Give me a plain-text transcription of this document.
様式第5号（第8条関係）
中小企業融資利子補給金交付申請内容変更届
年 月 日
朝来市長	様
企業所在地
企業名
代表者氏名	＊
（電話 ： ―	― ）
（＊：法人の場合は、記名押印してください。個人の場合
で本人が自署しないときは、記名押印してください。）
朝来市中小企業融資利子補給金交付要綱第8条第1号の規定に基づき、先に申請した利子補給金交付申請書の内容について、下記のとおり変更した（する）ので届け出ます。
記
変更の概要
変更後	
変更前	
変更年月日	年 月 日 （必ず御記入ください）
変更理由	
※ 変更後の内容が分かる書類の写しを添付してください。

---

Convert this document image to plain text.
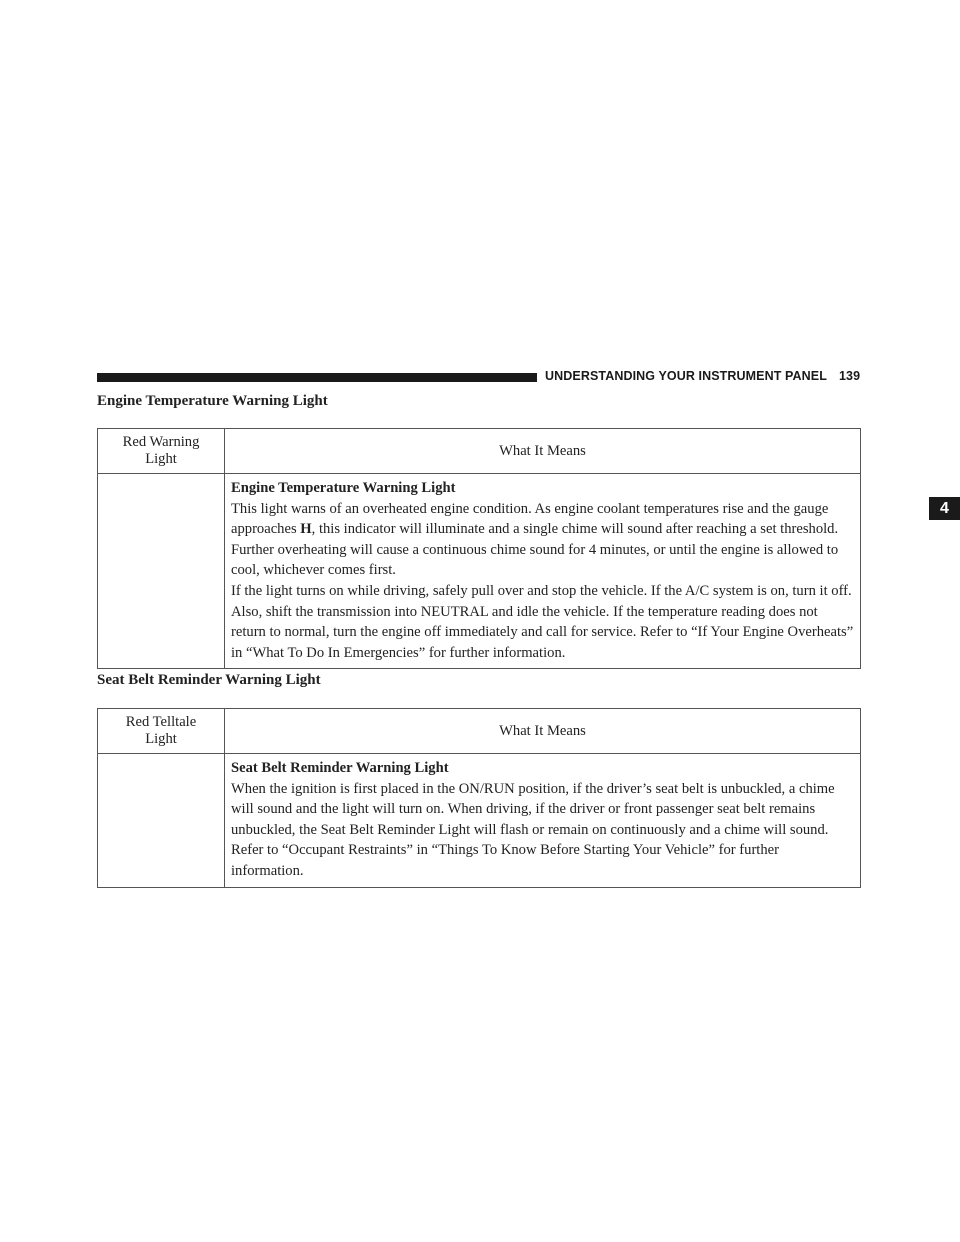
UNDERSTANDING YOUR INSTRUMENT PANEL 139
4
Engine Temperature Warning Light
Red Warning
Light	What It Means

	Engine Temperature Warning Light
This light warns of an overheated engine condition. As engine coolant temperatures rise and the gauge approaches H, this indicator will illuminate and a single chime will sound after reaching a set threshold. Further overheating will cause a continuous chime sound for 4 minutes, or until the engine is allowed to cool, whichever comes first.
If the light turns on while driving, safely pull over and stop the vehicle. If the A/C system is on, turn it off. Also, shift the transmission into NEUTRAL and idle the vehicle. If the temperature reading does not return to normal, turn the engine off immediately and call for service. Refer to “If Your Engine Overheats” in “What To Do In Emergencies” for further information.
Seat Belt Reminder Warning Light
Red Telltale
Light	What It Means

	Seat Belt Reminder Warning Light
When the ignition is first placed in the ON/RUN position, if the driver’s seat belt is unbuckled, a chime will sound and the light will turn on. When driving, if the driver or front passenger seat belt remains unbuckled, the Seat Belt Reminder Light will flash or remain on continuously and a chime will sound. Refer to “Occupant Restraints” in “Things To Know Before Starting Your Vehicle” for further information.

* [GOAL]: Among the entries above, how many lines hold the word "chime"? Reply with only that number.

* [SOLUTION FOR THIS PROBLEM]: 2